**Your instructions**
Look below and pull out each line with the word "this".

Dataset listings of figures:
════

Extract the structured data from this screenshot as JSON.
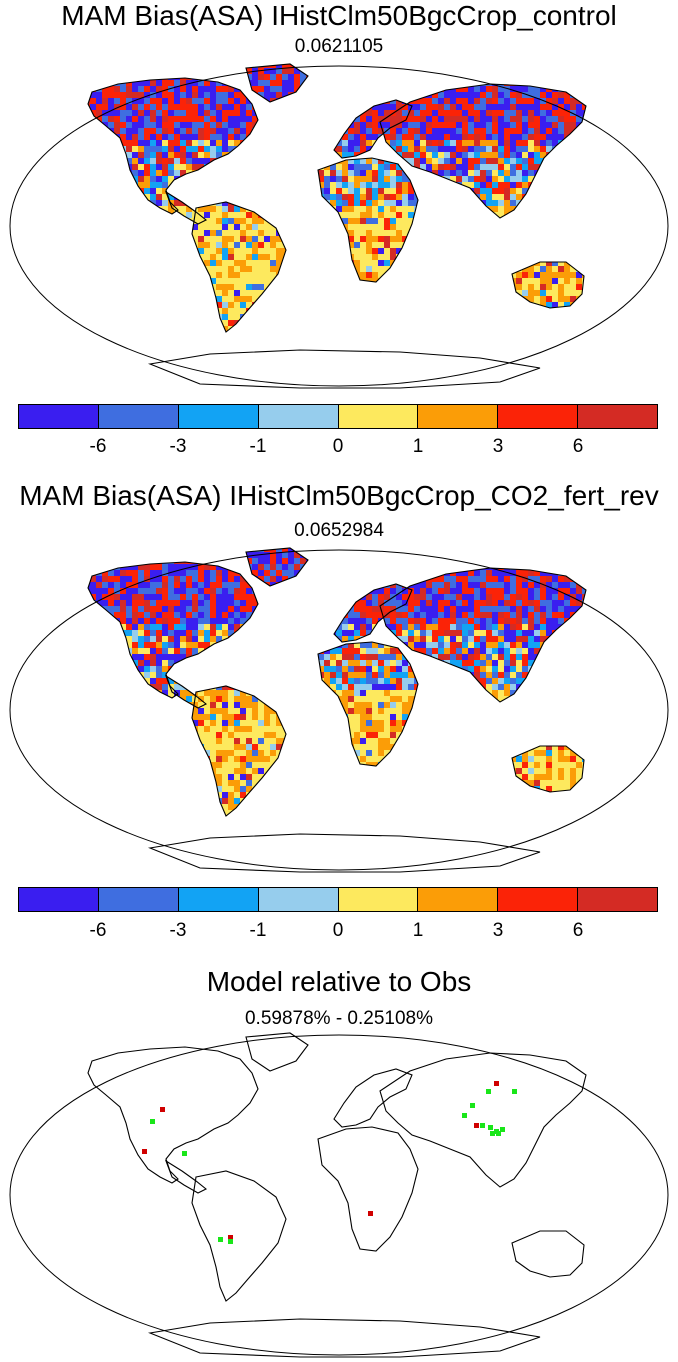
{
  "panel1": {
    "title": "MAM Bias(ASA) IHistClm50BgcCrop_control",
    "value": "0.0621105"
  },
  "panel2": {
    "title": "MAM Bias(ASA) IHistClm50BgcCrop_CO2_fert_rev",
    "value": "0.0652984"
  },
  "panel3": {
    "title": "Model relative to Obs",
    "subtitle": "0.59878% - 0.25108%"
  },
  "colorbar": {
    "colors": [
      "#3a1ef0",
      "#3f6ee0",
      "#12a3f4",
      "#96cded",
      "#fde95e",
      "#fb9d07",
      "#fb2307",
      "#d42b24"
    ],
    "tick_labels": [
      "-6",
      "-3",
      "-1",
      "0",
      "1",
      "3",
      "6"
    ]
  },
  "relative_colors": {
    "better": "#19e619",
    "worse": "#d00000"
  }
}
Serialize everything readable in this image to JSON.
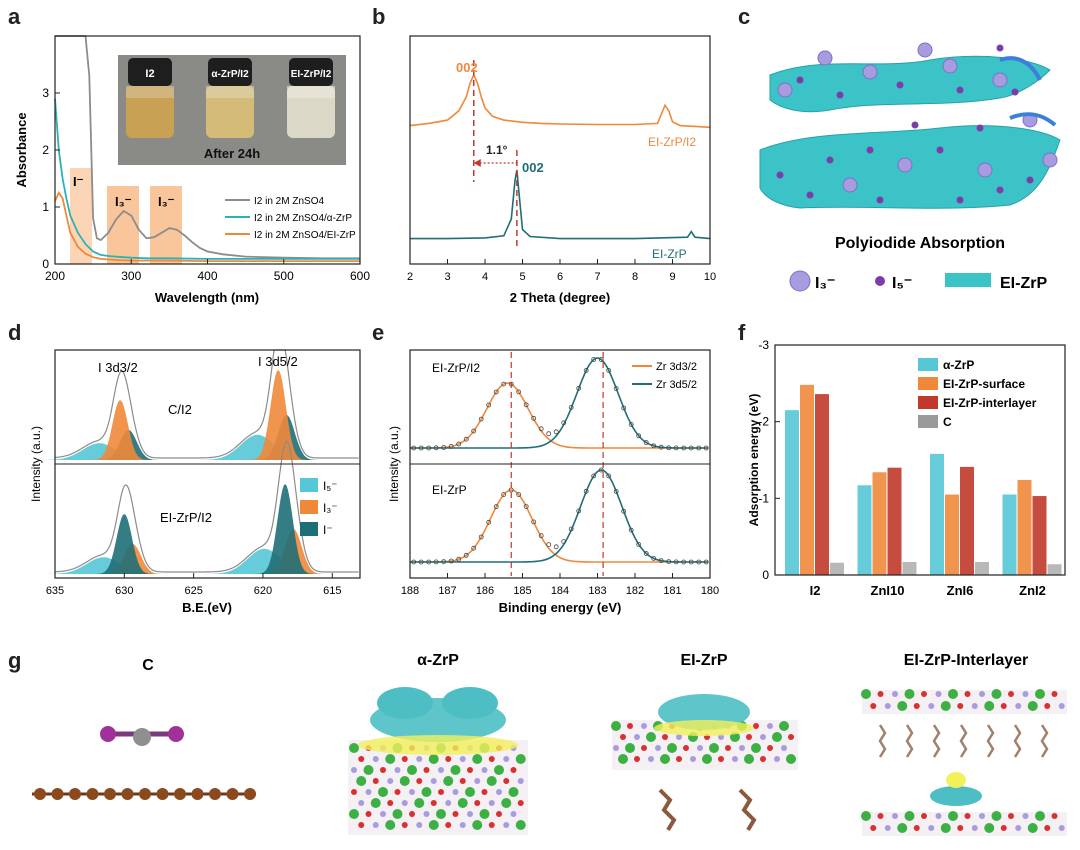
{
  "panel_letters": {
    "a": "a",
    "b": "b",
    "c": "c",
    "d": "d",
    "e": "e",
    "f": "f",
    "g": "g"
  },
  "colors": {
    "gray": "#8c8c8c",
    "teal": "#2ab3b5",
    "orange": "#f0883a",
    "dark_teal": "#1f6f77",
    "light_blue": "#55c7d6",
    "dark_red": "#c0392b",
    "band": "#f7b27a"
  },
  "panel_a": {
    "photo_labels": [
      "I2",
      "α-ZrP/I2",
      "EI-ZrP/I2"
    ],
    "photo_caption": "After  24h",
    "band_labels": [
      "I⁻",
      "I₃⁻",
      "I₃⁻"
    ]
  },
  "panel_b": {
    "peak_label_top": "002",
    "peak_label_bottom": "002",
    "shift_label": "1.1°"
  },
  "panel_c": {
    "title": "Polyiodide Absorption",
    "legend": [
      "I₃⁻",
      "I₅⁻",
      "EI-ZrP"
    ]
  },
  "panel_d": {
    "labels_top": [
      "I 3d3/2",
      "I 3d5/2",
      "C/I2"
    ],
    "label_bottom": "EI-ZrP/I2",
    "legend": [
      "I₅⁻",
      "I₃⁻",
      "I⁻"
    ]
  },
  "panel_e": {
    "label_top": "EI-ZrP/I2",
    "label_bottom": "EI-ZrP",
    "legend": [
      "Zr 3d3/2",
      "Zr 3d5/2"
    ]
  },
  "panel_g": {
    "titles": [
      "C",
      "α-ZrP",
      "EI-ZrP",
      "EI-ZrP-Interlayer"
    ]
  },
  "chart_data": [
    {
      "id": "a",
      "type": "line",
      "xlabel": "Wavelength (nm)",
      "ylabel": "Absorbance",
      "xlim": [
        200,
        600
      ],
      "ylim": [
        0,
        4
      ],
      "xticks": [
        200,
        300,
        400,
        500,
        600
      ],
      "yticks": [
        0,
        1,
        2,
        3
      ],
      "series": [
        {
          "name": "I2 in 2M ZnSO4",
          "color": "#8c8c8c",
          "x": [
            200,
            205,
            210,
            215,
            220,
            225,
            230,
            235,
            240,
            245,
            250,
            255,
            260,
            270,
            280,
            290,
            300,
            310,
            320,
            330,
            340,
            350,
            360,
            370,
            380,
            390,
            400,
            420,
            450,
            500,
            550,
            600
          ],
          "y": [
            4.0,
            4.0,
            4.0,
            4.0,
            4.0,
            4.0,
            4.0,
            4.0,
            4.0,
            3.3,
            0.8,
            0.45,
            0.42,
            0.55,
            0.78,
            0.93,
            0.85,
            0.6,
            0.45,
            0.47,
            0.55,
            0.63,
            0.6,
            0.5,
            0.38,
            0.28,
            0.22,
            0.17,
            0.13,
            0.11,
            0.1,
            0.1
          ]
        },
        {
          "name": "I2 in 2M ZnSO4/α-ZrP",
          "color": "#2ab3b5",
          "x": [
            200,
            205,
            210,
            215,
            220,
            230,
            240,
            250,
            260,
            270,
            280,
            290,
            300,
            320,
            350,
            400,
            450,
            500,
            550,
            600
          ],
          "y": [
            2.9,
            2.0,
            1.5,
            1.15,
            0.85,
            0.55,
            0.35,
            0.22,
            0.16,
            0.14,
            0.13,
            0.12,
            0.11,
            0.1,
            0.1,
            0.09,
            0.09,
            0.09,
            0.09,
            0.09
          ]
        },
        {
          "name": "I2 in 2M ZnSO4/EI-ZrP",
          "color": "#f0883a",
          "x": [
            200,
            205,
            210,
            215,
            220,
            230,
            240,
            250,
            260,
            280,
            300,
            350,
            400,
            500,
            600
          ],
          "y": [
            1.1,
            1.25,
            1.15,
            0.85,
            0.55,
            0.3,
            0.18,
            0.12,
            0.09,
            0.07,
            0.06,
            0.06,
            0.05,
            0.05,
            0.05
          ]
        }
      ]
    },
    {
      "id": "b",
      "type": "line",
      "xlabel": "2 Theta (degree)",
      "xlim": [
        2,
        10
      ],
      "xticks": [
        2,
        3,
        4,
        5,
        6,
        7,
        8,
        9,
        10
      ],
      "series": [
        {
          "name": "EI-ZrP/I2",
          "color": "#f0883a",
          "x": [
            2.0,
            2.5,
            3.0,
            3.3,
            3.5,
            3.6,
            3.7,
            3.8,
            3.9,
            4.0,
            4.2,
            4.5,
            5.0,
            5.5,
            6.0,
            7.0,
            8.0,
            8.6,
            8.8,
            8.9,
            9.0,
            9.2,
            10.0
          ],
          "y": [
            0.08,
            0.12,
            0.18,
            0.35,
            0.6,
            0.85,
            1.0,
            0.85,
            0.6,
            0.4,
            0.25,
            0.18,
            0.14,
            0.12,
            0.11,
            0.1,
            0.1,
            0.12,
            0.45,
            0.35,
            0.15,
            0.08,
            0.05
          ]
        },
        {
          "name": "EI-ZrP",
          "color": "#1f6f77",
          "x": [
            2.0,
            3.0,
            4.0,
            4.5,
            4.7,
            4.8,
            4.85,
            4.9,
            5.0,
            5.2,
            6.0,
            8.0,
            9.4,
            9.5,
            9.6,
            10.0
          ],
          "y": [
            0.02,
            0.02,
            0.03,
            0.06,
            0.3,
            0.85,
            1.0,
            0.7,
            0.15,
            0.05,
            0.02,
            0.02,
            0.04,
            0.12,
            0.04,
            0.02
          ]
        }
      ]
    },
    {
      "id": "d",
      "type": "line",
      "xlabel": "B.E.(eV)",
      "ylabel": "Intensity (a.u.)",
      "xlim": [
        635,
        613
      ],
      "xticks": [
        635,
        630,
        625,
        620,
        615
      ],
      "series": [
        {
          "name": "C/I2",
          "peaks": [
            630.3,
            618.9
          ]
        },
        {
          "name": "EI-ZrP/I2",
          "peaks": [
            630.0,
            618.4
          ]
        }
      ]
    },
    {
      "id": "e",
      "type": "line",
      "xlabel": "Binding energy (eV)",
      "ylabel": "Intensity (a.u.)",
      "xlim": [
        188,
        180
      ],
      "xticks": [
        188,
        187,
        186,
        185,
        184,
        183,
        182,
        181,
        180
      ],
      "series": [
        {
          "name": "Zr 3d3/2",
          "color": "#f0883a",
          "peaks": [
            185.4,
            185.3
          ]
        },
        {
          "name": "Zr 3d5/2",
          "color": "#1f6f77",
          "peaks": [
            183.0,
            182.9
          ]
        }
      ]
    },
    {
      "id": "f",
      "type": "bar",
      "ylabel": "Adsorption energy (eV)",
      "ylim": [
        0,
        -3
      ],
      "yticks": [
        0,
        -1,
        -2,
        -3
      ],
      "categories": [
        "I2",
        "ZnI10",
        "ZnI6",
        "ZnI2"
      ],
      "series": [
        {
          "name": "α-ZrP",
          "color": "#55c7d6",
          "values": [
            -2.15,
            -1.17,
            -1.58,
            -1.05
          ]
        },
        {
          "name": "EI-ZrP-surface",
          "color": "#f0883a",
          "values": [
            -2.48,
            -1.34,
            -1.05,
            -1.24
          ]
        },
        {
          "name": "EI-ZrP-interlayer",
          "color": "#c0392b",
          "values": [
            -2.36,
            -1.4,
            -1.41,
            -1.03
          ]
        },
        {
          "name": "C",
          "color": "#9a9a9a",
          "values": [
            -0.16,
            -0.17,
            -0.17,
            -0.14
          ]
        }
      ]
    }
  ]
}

════

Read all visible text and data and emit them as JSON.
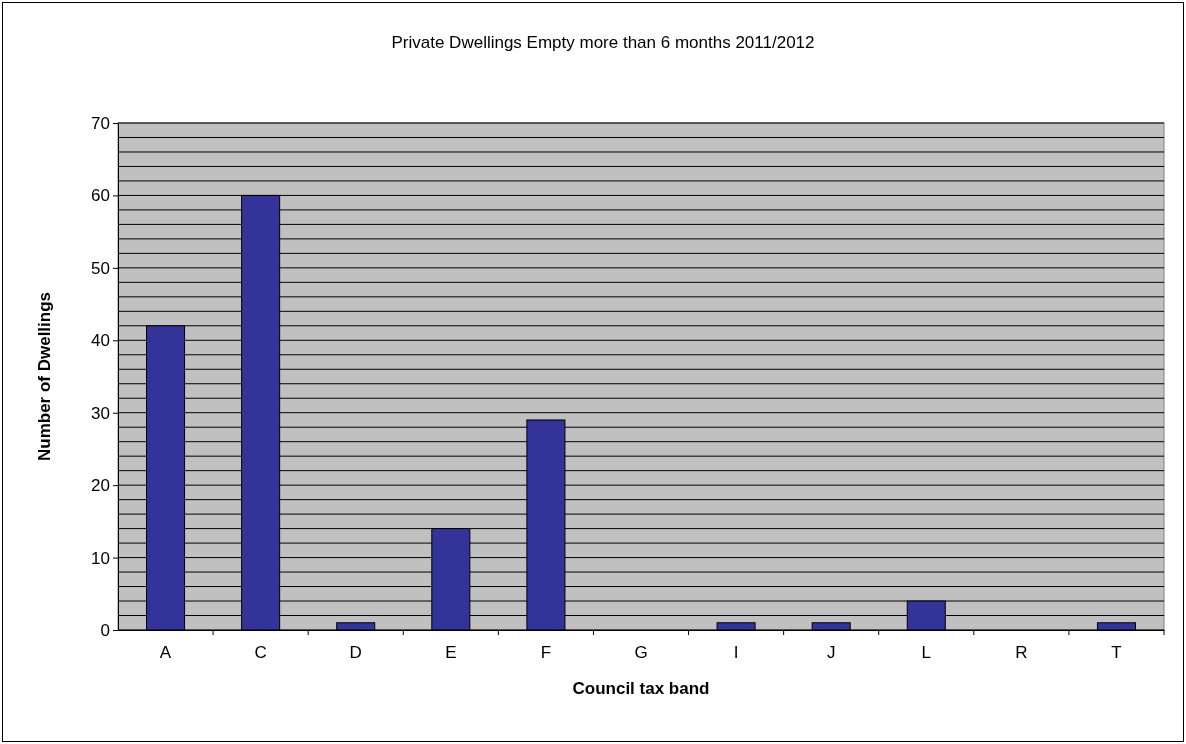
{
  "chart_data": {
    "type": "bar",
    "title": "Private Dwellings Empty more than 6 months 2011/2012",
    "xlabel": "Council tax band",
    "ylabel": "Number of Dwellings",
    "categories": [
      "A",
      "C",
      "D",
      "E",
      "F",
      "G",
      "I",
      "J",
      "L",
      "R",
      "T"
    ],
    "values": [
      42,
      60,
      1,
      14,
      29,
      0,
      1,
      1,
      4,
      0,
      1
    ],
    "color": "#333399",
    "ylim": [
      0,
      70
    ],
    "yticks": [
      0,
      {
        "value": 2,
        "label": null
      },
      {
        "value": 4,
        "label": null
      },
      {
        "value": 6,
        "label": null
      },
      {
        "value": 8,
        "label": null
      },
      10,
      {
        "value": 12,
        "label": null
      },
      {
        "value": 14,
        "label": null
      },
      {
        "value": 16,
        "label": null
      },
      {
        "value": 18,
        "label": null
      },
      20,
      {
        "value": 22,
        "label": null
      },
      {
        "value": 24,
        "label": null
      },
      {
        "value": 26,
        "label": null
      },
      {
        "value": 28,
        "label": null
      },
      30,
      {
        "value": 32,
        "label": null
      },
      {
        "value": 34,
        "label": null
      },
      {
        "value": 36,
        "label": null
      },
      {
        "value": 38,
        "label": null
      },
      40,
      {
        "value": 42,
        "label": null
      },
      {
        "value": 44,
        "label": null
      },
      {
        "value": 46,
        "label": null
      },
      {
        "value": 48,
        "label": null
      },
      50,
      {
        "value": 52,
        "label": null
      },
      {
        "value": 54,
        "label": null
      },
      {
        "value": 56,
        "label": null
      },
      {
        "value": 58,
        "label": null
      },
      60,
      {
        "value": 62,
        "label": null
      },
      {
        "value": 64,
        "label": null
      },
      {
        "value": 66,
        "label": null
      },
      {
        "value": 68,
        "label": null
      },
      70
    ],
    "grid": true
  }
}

════

**Full answer**
Extract the structured data from this screenshot as JSON.
Serialize everything readable in this image to JSON.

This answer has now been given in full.